*GOAL:*
Repeat the whole listing exactly as written.

Dataset items
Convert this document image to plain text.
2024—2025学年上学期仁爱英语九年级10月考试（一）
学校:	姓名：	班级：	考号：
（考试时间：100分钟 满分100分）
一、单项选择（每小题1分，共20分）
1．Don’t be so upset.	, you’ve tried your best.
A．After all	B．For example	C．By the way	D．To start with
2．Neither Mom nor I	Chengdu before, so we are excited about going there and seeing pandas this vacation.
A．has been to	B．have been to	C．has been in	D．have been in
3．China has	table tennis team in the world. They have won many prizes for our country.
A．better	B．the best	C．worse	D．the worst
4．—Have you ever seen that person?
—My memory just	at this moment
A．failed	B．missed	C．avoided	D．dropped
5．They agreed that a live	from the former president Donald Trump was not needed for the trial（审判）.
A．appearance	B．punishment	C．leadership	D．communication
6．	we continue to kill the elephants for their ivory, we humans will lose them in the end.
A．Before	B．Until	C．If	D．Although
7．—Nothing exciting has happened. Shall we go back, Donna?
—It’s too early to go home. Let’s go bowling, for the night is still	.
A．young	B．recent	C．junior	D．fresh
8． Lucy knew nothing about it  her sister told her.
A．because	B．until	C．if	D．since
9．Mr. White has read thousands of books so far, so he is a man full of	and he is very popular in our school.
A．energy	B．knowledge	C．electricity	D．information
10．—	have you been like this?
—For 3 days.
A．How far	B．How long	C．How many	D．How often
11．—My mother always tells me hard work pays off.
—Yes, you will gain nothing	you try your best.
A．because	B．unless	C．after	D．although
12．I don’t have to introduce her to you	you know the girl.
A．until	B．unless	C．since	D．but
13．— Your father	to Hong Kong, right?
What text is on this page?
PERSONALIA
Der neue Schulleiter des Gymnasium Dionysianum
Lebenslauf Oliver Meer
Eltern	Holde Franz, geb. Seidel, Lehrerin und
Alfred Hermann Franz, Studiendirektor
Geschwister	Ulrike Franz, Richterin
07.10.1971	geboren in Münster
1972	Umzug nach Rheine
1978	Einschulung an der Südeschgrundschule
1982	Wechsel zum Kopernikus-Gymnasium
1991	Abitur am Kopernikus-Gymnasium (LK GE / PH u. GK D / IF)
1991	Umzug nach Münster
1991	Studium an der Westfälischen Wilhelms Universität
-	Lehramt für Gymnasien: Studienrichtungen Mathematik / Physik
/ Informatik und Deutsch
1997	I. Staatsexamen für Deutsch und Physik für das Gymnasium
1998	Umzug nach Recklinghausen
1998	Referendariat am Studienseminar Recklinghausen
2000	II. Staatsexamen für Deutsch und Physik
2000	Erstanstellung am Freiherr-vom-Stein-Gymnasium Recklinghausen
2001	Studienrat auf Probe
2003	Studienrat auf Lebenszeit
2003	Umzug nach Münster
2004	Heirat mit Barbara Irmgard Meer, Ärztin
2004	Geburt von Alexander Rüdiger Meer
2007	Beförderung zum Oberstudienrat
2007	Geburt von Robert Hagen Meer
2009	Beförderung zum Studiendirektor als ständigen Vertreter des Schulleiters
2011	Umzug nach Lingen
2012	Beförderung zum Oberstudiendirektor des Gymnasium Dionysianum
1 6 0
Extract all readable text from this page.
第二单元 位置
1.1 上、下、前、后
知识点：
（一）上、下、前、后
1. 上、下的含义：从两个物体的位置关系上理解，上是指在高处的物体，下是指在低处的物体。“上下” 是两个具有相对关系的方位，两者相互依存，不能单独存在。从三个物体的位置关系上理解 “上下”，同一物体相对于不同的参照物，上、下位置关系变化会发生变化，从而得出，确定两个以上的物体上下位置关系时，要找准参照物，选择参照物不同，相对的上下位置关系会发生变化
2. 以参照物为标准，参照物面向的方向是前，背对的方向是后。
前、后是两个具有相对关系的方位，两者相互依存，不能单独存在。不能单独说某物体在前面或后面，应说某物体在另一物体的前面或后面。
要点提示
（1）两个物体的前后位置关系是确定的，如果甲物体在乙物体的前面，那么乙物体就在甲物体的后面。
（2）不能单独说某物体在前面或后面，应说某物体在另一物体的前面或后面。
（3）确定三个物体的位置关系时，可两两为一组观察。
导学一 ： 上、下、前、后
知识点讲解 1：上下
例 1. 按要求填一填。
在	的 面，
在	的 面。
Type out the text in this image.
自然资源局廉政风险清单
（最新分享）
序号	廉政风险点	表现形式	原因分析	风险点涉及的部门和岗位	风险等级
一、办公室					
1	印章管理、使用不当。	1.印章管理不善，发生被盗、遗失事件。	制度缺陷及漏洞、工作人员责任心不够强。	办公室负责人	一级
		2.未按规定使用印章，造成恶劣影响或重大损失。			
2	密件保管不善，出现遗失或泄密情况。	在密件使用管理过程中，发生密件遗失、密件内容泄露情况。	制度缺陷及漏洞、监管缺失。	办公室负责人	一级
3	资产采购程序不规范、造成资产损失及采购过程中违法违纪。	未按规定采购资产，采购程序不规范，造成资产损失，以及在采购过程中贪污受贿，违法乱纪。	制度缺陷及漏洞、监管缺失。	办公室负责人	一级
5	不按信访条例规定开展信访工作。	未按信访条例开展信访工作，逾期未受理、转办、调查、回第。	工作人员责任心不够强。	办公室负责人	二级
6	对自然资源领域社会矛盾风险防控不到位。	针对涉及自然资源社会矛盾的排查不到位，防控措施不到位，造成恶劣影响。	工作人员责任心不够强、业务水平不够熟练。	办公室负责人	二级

*EXERCISE SOLUTION:*
Convert this document image to plain text.
2024—2025学年上学期仁爱英语九年级10月考试（一）
学校:	姓名：	班级：	考号：
（考试时间：100分钟 满分100分）
一、单项选择（每小题1分，共20分）
1．Don’t be so upset.	, you’ve tried your best.
A．After all	B．For example	C．By the way	D．To start with
2．Neither Mom nor I	Chengdu before, so we are excited about going there and seeing pandas this vacation.
A．has been to	B．have been to	C．has been in	D．have been in
3．China has	table tennis team in the world. They have won many prizes for our country.
A．better	B．the best	C．worse	D．the worst
4．—Have you ever seen that person?
—My memory just	at this moment
A．failed	B．missed	C．avoided	D．dropped
5．They agreed that a live	from the former president Donald Trump was not needed for the trial（审判）.
A．appearance	B．punishment	C．leadership	D．communication
6．	we continue to kill the elephants for their ivory, we humans will lose them in the end.
A．Before	B．Until	C．If	D．Although
7．—Nothing exciting has happened. Shall we go back, Donna?
—It’s too early to go home. Let’s go bowling, for the night is still	.
A．young	B．recent	C．junior	D．fresh
8． Lucy knew nothing about it  her sister told her.
A．because	B．until	C．if	D．since
9．Mr. White has read thousands of books so far, so he is a man full of	and he is very popular in our school.
A．energy	B．knowledge	C．electricity	D．information
10．—	have you been like this?
—For 3 days.
A．How far	B．How long	C．How many	D．How often
11．—My mother always tells me hard work pays off.
—Yes, you will gain nothing	you try your best.
A．because	B．unless	C．after	D．although
12．I don’t have to introduce her to you	you know the girl.
A．until	B．unless	C．since	D．but
13．— Your father	to Hong Kong, right?
What text is on this page?
PERSONALIA
Der neue Schulleiter des Gymnasium Dionysianum
Lebenslauf Oliver Meer
Eltern	Holde Franz, geb. Seidel, Lehrerin und
Alfred Hermann Franz, Studiendirektor
Geschwister	Ulrike Franz, Richterin
07.10.1971	geboren in Münster
1972	Umzug nach Rheine
1978	Einschulung an der Südeschgrundschule
1982	Wechsel zum Kopernikus-Gymnasium
1991	Abitur am Kopernikus-Gymnasium (LK GE / PH u. GK D / IF)
1991	Umzug nach Münster
1991	Studium an der Westfälischen Wilhelms Universität
-	Lehramt für Gymnasien: Studienrichtungen Mathematik / Physik
/ Informatik und Deutsch
1997	I. Staatsexamen für Deutsch und Physik für das Gymnasium
1998	Umzug nach Recklinghausen
1998	Referendariat am Studienseminar Recklinghausen
2000	II. Staatsexamen für Deutsch und Physik
2000	Erstanstellung am Freiherr-vom-Stein-Gymnasium Recklinghausen
2001	Studienrat auf Probe
2003	Studienrat auf Lebenszeit
2003	Umzug nach Münster
2004	Heirat mit Barbara Irmgard Meer, Ärztin
2004	Geburt von Alexander Rüdiger Meer
2007	Beförderung zum Oberstudienrat
2007	Geburt von Robert Hagen Meer
2009	Beförderung zum Studiendirektor als ständigen Vertreter des Schulleiters
2011	Umzug nach Lingen
2012	Beförderung zum Oberstudiendirektor des Gymnasium Dionysianum
1 6 0
Extract all readable text from this page.
第二单元 位置
1.1 上、下、前、后
知识点：
（一）上、下、前、后
1. 上、下的含义：从两个物体的位置关系上理解，上是指在高处的物体，下是指在低处的物体。“上下” 是两个具有相对关系的方位，两者相互依存，不能单独存在。从三个物体的位置关系上理解 “上下”，同一物体相对于不同的参照物，上、下位置关系变化会发生变化，从而得出，确定两个以上的物体上下位置关系时，要找准参照物，选择参照物不同，相对的上下位置关系会发生变化
2. 以参照物为标准，参照物面向的方向是前，背对的方向是后。
前、后是两个具有相对关系的方位，两者相互依存，不能单独存在。不能单独说某物体在前面或后面，应说某物体在另一物体的前面或后面。
要点提示
（1）两个物体的前后位置关系是确定的，如果甲物体在乙物体的前面，那么乙物体就在甲物体的后面。
（2）不能单独说某物体在前面或后面，应说某物体在另一物体的前面或后面。
（3）确定三个物体的位置关系时，可两两为一组观察。
导学一 ： 上、下、前、后
知识点讲解 1：上下
例 1. 按要求填一填。
在	的 面，
在	的 面。
Type out the text in this image.
自然资源局廉政风险清单
（最新分享）
序号	廉政风险点	表现形式	原因分析	风险点涉及的部门和岗位	风险等级
一、办公室					
1	印章管理、使用不当。	1.印章管理不善，发生被盗、遗失事件。	制度缺陷及漏洞、工作人员责任心不够强。	办公室负责人	一级
		2.未按规定使用印章，造成恶劣影响或重大损失。			
2	密件保管不善，出现遗失或泄密情况。	在密件使用管理过程中，发生密件遗失、密件内容泄露情况。	制度缺陷及漏洞、监管缺失。	办公室负责人	一级
3	资产采购程序不规范、造成资产损失及采购过程中违法违纪。	未按规定采购资产，采购程序不规范，造成资产损失，以及在采购过程中贪污受贿，违法乱纪。	制度缺陷及漏洞、监管缺失。	办公室负责人	一级
5	不按信访条例规定开展信访工作。	未按信访条例开展信访工作，逾期未受理、转办、调查、回第。	工作人员责任心不够强。	办公室负责人	二级
6	对自然资源领域社会矛盾风险防控不到位。	针对涉及自然资源社会矛盾的排查不到位，防控措施不到位，造成恶劣影响。	工作人员责任心不够强、业务水平不够熟练。	办公室负责人	二级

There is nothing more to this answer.